··· MATERIAL ···

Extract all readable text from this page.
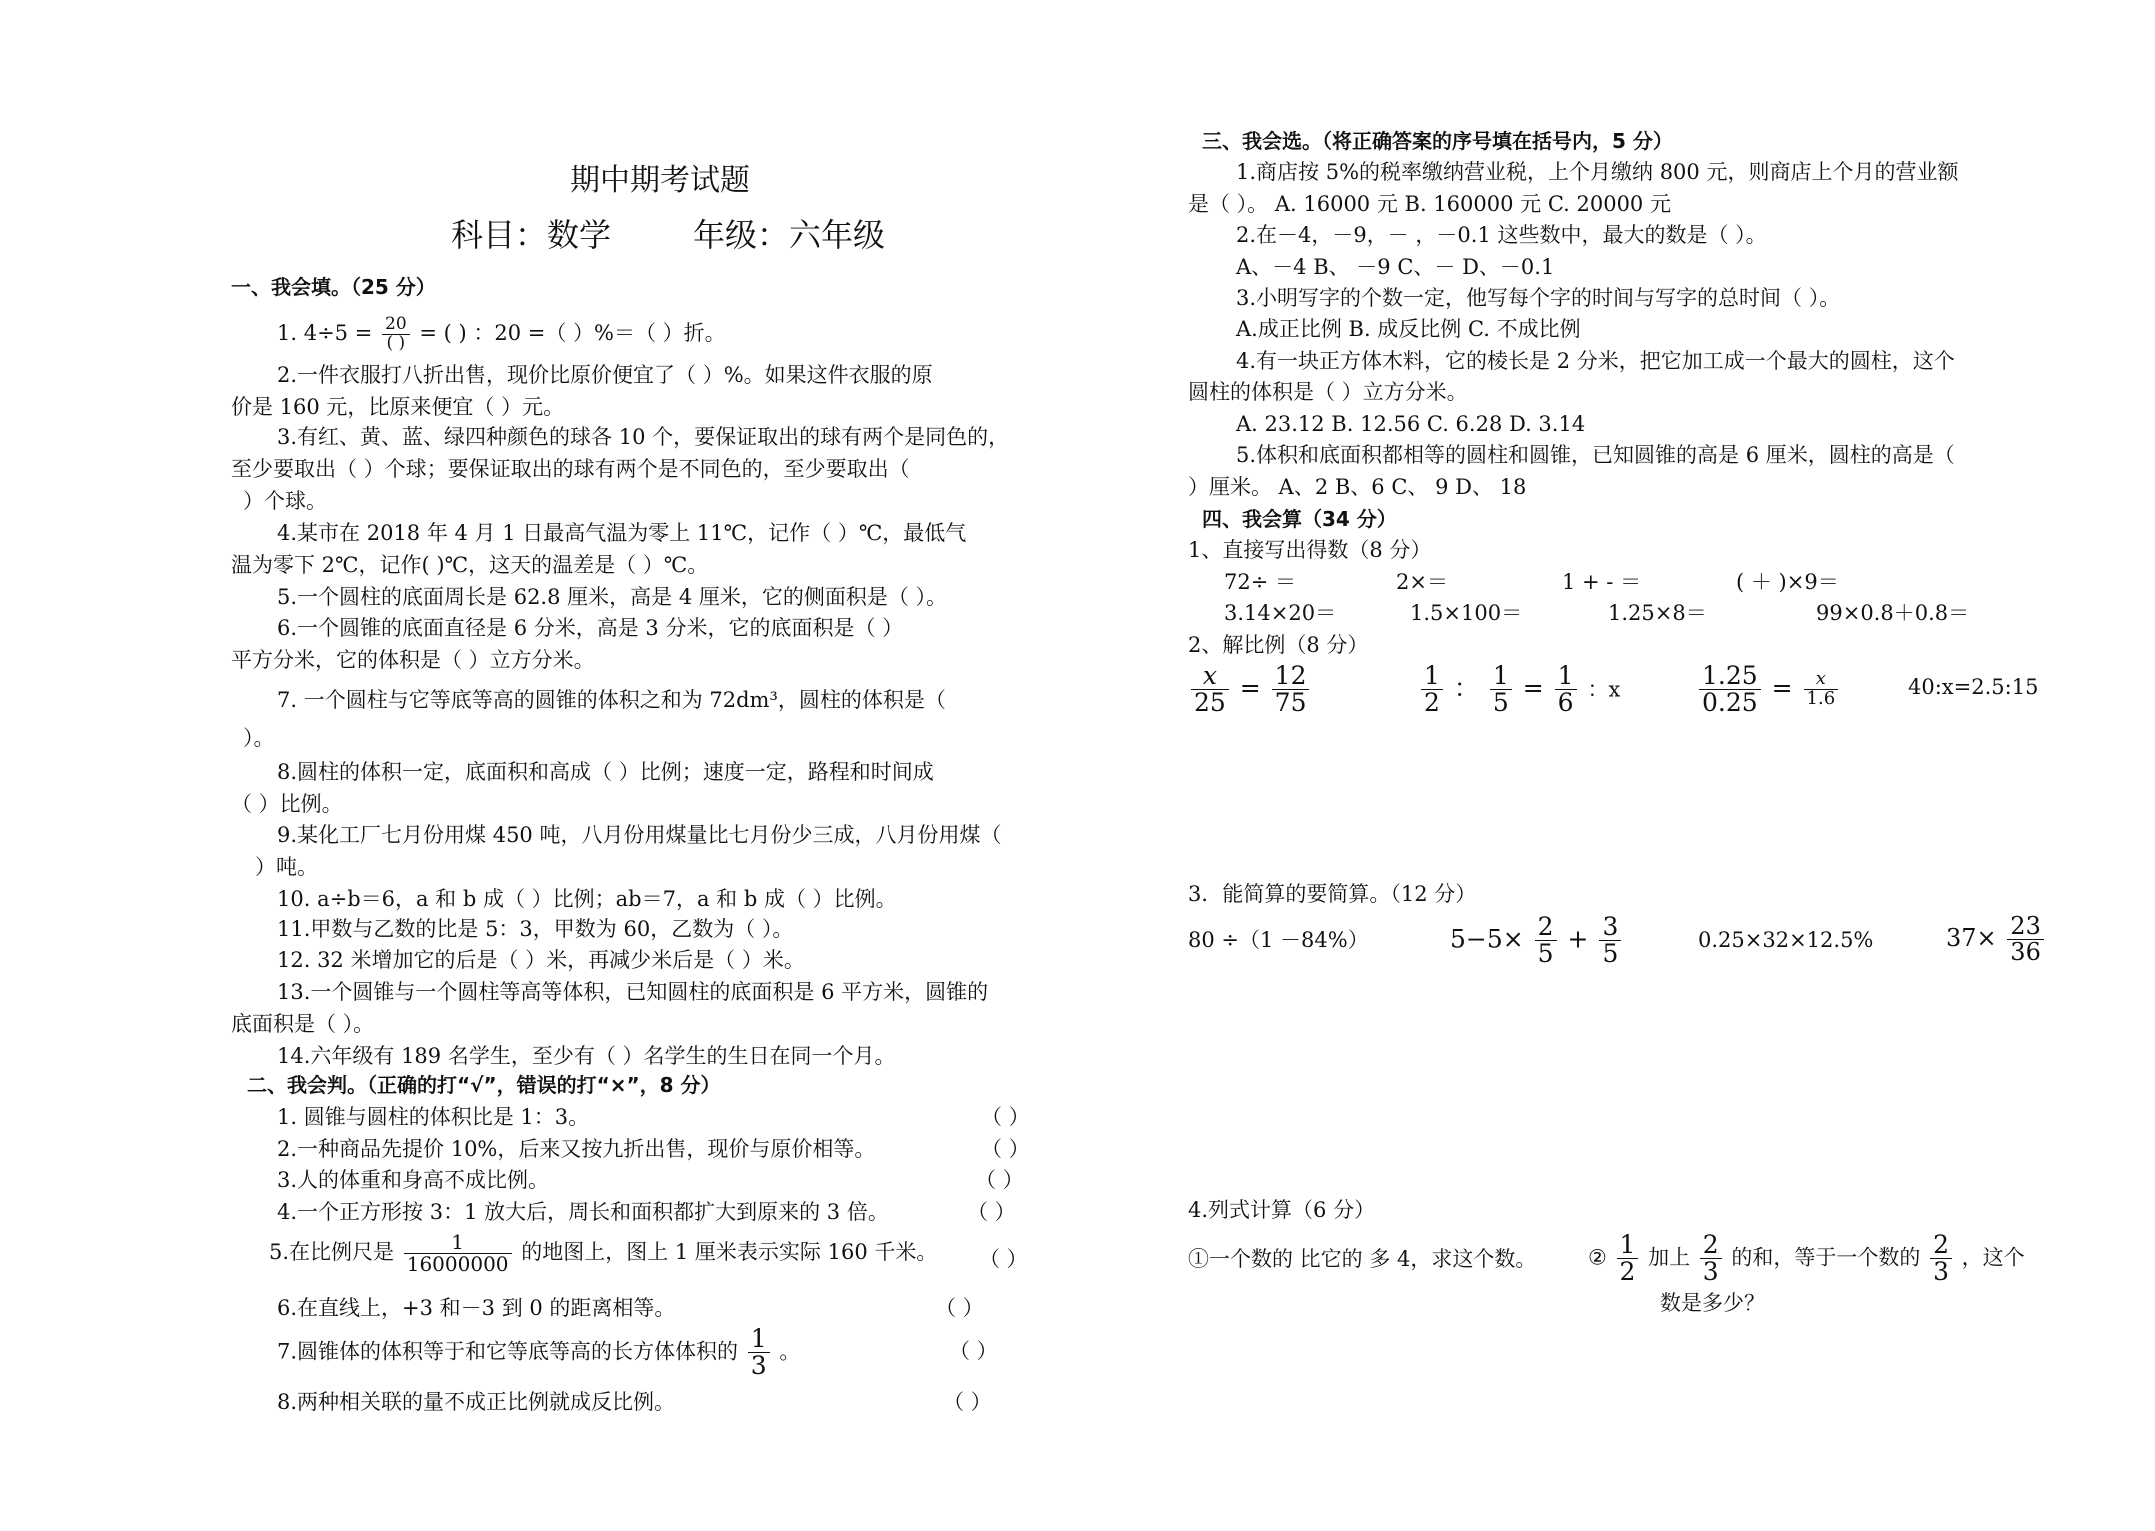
期中期考试题
科目：数学	年级：六年级
一、我会填。（25 分）
1. $4\div 5 = \frac{20}{( )}$ = ( ) ：20 =（ ）%＝（ ）折。
2.一件衣服打八折出售，现价比原价便宜了（ ）%。如果这件衣服的原
价是 160 元，比原来便宜（ ）元。
3.有红、黄、蓝、绿四种颜色的球各 10 个，要保证取出的球有两个是同色的，
至少要取出（ ）个球；要保证取出的球有两个是不同色的，至少要取出（
）个球。
4.某市在 2018 年 4 月 1 日最高气温为零上 11℃，记作（ ）℃，最低气
温为零下 2℃，记作( )℃，这天的温差是（ ）℃。
5.一个圆柱的底面周长是 62.8 厘米，高是 4 厘米，它的侧面积是（ ）。
6.一个圆锥的底面直径是 6 分米，高是 3 分米，它的底面积是（ ）
平方分米，它的体积是（ ）立方分米。
7. 一个圆柱与它等底等高的圆锥的体积之和为 72dm³，圆柱的体积是（
）。
8.圆柱的体积一定，底面积和高成（ ）比例；速度一定，路程和时间成
（ ）比例。
9.某化工厂七月份用煤 450 吨，八月份用煤量比七月份少三成，八月份用煤（
）吨。
10. a÷b＝6，a 和 b 成（ ）比例；ab＝7，a 和 b 成（ ）比例。
11.甲数与乙数的比是 5：3，甲数为 60，乙数为（ ）。
12. 32 米增加它的后是（ ）米，再减少米后是（ ）米。
13.一个圆锥与一个圆柱等高等体积，已知圆柱的底面积是 6 平方米，圆锥的
底面积是（ ）。
14.六年级有 189 名学生，至少有（ ）名学生的生日在同一个月。
二、我会判。（正确的打“√”，错误的打“×”，8 分）
1. 圆锥与圆柱的体积比是 1：3。	（ ）
2.一种商品先提价 10%，后来又按九折出售，现价与原价相等。	（ ）
3.人的体重和身高不成比例。	（ ）
4.一个正方形按 3：1 放大后，周长和面积都扩大到原来的 3 倍。	（ ）
5.在比例尺是 $\frac{1}{16000000}$ 的地图上，图上 1 厘米表示实际 160 千米。 （ ）
6.在直线上，+3 和－3 到 0 的距离相等。	（ ）
7.圆锥体的体积等于和它等底等高的长方体体积的 $\frac{1}{3}$ 。	（ ）
8.两种相关联的量不成正比例就成反比例。	（ ）
三、我会选。（将正确答案的序号填在括号内，5 分）
1.商店按 5%的税率缴纳营业税，上个月缴纳 800 元，则商店上个月的营业额
是（ ）。 A. 16000 元 B. 160000 元 C. 20000 元
2.在－4，－9，－ ，－0.1 这些数中，最大的数是（ ）。
A、－4 B、 －9 C、－ D、－0.1
3.小明写字的个数一定，他写每个字的时间与写字的总时间（ ）。
A.成正比例 B. 成反比例 C. 不成比例
4.有一块正方体木料，它的棱长是 2 分米，把它加工成一个最大的圆柱，这个
圆柱的体积是（ ）立方分米。
A. 23.12 B. 12.56 C. 6.28 D. 3.14
5.体积和底面积都相等的圆柱和圆锥，已知圆锥的高是 6 厘米，圆柱的高是（
）厘米。 A、2 B、6 C、 9 D、 18
四、我会算（34 分）
1、直接写出得数（8 分）
72÷ ＝	2×＝	1 + - ＝	( ＋ )×9＝
3.14×20＝	1.5×100＝	1.25×8＝	99×0.8＋0.8＝
2、解比例（8 分）
$\frac{x}{25} = \frac{12}{75}$	$\frac{1}{2}$ ： $\frac{1}{5} = \frac{1}{6}$ ：x	$\frac{1.25}{0.25} = \frac{x}{1.6}$	40:x=2.5:15
3．能简算的要简算。（12 分）
80 ÷（1 －84%）	$5-5\times \frac{2}{5} + \frac{3}{5}$	0.25×32×12.5%	$37\times \frac{23}{36}$
4.列式计算（6 分）
①一个数的 比它的 多 4，求这个数。 ② $\frac{1}{2}$ 加上 $\frac{2}{3}$ 的和，等于一个数的 $\frac{2}{3}$ ，这个
数是多少？
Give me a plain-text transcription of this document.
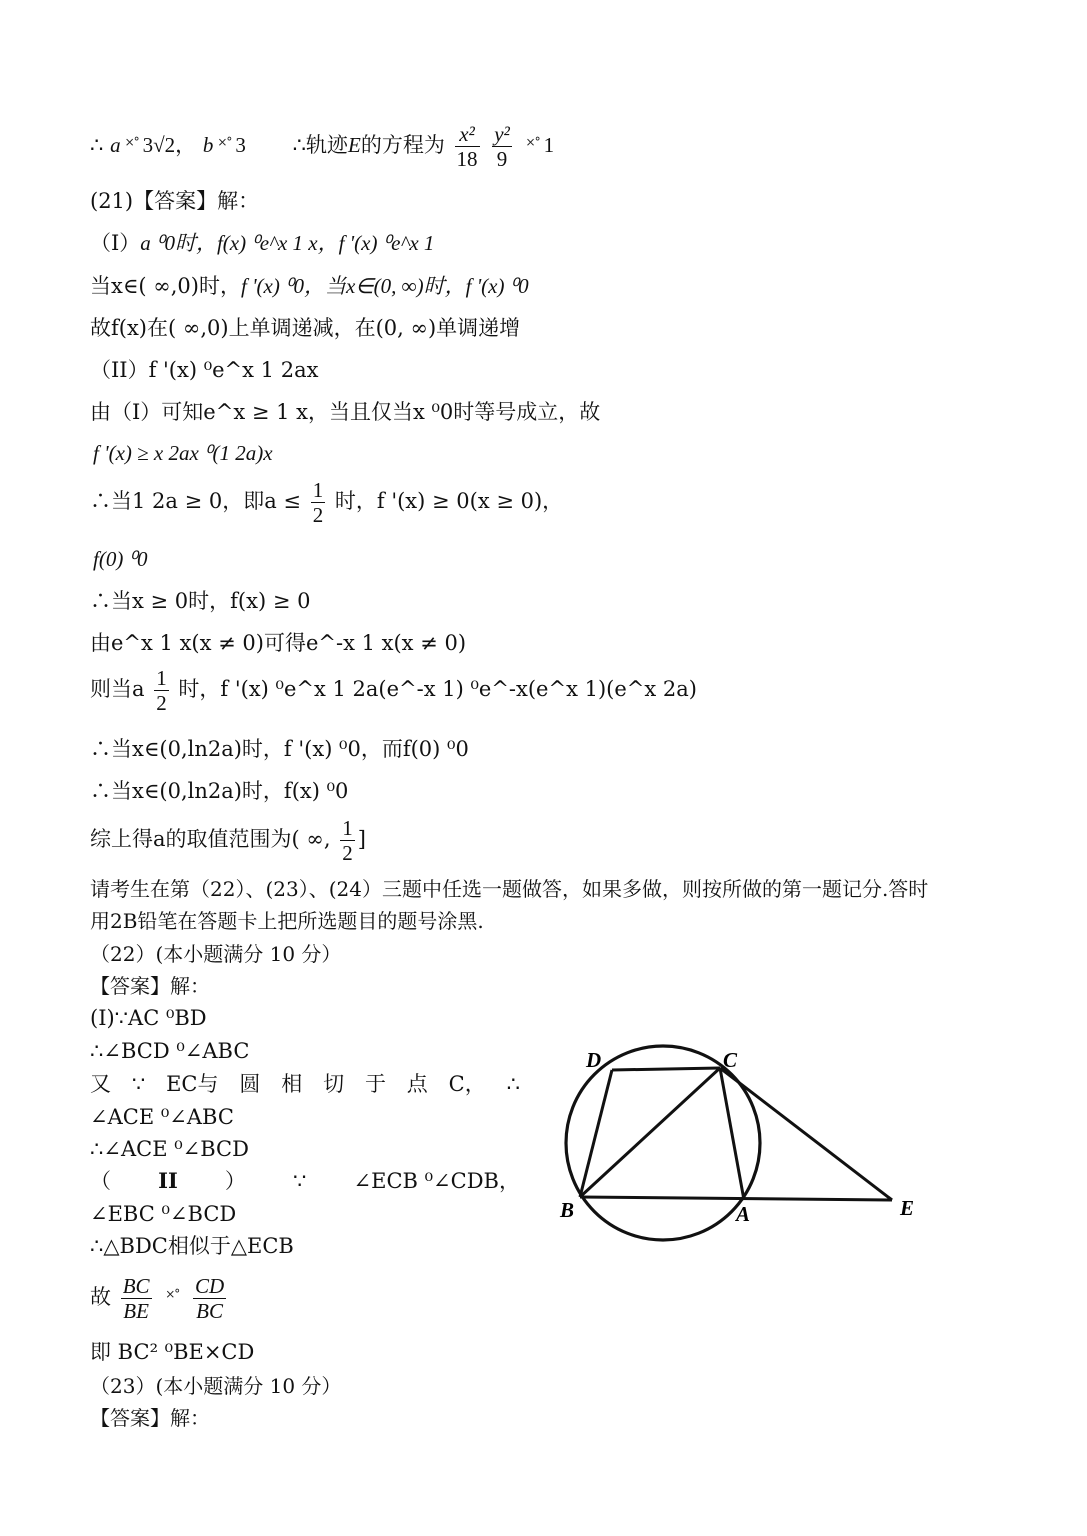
∴ a ×° 3√2， b ×° 3 ∴轨迹E的方程为 $\frac{\text{x²}}{18}$
$\frac{\text{y²}}{9} ^{\times^\circ}$ 1
(21)【答案】解：
（I）a ⁰0时，f(x) ⁰e^x 1 x，f '(x) ⁰e^x 1
当x∈( ∞,0)时，f '(x) ⁰0，当x∈(0, ∞)时，f '(x) ⁰0
故f(x)在( ∞,0)上单调递减，在(0, ∞)单调递增
（II）f '(x) ⁰e^x 1 2ax
由（I）可知e^x ≥ 1 x，当且仅当x ⁰0时等号成立，故
f '(x) ≥ x 2ax ⁰(1 2a)x
∴当1 2a ≥ 0，即$a \le \frac{1}{2}$ 时，f '(x) ≥ 0(x ≥ 0)，
f(0) ⁰0
∴当x ≥ 0时，f(x) ≥ 0
由e^x 1 x(x ≠ 0)可得e^-x 1 x(x ≠ 0)
则当a $\frac{1}{2}$ 时，f '(x) ⁰e^x 1 2a(e^-x 1) ⁰e^-x(e^x 1)(e^x 2a)
∴当x∈(0,ln2a)时，f '(x) ⁰0，而f(0) ⁰0
∴当x∈(0,ln2a)时，f(x) ⁰0
综上得a的取值范围为( ∞, $\frac{1}{2}$ ]
请考生在第（22）、(23）、(24）三题中任选一题做答，如果多做，则按所做的第一题记分.答时
用2B铅笔在答题卡上把所选题目的题号涂黑.
（22）(本小题满分 10 分）
【答案】解：
(I)∵AC ⁰BD
∴∠BCD ⁰∠ABC
又 ∵ EC与 圆 相 切 于 点 C， ∴
∠ACE ⁰∠ABC
∴∠ACE ⁰∠BCD
（ II ） ∵ ∠ECB ⁰∠CDB，
∠EBC ⁰∠BCD
∴△BDC相似于△ECB
故 $\frac{BC}{BE} ^{\times^\circ} \frac{CD}{BC}$
即 BC² ⁰BE×CD
（23）(本小题满分 10 分）
【答案】解：
D	C
B	A	E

···

◆ **EXERCISE GOAL**
Using the entries above, tally how many lines have the word "this" in them; write the number and nothing more.

◆ **ANSWER TO THE PROBLEM**
2